*Task to carry out*. Reproduce verbatim the lines of the data below, from the line containing "Patent image size: (1033, 1270)." through the line containing "In FIG. 7, the upper", including both of these lines.

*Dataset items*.
■ ■ ■
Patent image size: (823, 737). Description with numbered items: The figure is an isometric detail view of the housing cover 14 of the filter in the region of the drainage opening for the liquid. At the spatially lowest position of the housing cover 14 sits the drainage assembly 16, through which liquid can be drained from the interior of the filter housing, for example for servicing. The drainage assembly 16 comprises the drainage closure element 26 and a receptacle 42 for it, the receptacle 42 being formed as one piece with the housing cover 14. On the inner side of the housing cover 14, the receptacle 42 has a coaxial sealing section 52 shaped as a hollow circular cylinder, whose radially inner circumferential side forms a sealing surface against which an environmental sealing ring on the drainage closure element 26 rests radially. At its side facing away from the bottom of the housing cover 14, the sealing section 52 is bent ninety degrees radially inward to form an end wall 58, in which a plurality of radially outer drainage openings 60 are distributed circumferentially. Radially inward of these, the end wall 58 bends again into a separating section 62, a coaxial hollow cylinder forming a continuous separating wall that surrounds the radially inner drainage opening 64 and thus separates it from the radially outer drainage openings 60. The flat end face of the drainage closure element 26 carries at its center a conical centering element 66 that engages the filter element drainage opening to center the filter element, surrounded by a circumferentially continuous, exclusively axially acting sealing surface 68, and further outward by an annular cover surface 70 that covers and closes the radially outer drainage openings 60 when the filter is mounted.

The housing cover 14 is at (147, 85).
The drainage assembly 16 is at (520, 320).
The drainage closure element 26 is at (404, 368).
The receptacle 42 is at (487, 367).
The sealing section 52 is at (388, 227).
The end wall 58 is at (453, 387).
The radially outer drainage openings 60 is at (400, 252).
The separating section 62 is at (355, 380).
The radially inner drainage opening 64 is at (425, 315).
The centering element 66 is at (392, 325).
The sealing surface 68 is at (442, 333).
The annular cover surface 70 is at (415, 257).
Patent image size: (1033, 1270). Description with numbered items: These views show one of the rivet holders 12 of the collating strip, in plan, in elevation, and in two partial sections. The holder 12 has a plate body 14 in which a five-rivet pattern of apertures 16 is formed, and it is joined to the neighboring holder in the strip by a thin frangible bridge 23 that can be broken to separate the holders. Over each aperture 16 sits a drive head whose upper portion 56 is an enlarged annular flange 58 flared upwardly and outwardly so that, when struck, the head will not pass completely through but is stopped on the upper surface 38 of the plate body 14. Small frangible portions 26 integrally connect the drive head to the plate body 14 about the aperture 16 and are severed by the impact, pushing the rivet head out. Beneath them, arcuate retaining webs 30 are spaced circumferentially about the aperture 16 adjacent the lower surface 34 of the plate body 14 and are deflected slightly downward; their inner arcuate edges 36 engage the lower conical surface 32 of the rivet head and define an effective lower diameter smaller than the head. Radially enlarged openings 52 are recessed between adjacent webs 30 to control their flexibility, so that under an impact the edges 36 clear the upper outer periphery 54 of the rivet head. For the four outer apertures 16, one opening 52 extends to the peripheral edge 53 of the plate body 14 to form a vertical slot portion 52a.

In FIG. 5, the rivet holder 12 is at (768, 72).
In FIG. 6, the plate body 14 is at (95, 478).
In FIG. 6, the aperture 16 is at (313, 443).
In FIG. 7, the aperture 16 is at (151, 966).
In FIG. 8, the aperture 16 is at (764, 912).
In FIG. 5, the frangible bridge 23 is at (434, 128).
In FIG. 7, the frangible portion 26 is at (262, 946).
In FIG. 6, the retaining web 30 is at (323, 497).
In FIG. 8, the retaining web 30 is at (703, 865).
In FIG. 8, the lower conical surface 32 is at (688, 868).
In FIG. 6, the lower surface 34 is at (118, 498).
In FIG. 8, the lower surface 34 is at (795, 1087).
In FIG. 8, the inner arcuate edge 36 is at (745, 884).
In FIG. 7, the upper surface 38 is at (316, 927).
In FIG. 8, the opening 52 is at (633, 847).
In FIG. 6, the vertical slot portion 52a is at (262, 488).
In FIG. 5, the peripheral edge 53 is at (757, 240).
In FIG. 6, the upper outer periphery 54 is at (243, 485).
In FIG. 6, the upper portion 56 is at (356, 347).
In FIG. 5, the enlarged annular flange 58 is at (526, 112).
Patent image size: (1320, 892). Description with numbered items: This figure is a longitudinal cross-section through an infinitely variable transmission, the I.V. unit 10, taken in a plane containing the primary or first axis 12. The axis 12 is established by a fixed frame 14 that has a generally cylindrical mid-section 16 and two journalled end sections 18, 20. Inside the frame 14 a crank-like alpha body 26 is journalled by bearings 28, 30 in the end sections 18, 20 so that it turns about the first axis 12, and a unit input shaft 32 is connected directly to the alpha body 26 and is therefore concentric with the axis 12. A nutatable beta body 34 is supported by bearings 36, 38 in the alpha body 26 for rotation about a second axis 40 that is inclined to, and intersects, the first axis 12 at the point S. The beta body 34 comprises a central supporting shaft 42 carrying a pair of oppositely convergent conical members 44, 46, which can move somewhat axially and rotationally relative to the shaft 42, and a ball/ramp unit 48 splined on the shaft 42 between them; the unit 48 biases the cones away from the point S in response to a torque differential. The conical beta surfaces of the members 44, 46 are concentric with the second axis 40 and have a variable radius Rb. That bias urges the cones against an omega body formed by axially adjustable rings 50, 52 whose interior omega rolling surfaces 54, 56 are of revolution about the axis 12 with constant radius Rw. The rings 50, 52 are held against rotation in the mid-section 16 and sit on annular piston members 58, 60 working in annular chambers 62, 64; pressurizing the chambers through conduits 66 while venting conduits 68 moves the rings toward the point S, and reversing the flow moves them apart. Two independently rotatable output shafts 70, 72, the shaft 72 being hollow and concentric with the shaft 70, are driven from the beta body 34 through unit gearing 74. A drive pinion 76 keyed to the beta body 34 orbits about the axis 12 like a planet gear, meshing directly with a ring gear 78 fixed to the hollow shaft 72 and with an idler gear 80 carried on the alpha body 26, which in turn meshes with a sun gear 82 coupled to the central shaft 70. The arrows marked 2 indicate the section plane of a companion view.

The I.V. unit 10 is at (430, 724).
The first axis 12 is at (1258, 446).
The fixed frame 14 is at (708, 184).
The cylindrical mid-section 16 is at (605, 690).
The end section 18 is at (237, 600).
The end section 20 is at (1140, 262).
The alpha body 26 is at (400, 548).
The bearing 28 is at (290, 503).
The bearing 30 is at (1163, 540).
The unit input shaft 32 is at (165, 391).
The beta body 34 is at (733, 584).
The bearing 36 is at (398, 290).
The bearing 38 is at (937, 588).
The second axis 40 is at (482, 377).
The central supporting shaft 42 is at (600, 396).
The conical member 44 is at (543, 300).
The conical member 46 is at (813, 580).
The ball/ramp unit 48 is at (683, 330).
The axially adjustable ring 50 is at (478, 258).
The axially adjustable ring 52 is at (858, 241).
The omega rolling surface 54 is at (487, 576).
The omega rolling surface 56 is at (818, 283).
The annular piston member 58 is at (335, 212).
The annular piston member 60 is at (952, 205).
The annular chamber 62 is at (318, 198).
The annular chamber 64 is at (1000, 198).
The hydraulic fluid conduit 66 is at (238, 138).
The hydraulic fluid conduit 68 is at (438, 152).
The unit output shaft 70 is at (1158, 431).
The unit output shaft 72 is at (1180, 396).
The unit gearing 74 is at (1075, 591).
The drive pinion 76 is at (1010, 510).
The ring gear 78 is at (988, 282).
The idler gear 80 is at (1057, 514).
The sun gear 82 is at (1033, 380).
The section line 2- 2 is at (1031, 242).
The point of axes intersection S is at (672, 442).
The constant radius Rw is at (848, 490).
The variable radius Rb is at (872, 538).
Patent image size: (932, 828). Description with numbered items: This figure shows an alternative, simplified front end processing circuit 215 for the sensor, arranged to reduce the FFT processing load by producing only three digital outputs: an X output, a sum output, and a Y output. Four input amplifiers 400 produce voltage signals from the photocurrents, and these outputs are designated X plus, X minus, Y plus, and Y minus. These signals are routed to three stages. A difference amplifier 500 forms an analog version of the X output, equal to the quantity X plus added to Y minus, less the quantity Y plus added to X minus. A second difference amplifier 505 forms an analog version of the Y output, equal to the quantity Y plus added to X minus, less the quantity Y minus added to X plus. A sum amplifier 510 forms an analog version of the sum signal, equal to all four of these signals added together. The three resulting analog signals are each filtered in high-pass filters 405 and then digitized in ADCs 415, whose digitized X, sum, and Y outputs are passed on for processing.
■ ■ ■
*Answer to the exercise*.
Patent image size: (1033, 1270). Description with numbered items: These views show one of the rivet holders 12 of the collating strip, in plan, in elevation, and in two partial sections. The holder 12 has a plate body 14 in which a five-rivet pattern of apertures 16 is formed, and it is joined to the neighboring holder in the strip by a thin frangible bridge 23 that can be broken to separate the holders. Over each aperture 16 sits a drive head whose upper portion 56 is an enlarged annular flange 58 flared upwardly and outwardly so that, when struck, the head will not pass completely through but is stopped on the upper surface 38 of the plate body 14. Small frangible portions 26 integrally connect the drive head to the plate body 14 about the aperture 16 and are severed by the impact, pushing the rivet head out. Beneath them, arcuate retaining webs 30 are spaced circumferentially about the aperture 16 adjacent the lower surface 34 of the plate body 14 and are deflected slightly downward; their inner arcuate edges 36 engage the lower conical surface 32 of the rivet head and define an effective lower diameter smaller than the head. Radially enlarged openings 52 are recessed between adjacent webs 30 to control their flexibility, so that under an impact the edges 36 clear the upper outer periphery 54 of the rivet head. For the four outer apertures 16, one opening 52 extends to the peripheral edge 53 of the plate body 14 to form a vertical slot portion 52a.

In FIG. 5, the rivet holder 12 is at (768, 72).
In FIG. 6, the plate body 14 is at (95, 478).
In FIG. 6, the aperture 16 is at (313, 443).
In FIG. 7, the aperture 16 is at (151, 966).
In FIG. 8, the aperture 16 is at (764, 912).
In FIG. 5, the frangible bridge 23 is at (434, 128).
In FIG. 7, the frangible portion 26 is at (262, 946).
In FIG. 6, the retaining web 30 is at (323, 497).
In FIG. 8, the retaining web 30 is at (703, 865).
In FIG. 8, the lower conical surface 32 is at (688, 868).
In FIG. 6, the lower surface 34 is at (118, 498).
In FIG. 8, the lower surface 34 is at (795, 1087).
In FIG. 8, the inner arcuate edge 36 is at (745, 884).
In FIG. 7, the upper surface 38 is at (316, 927).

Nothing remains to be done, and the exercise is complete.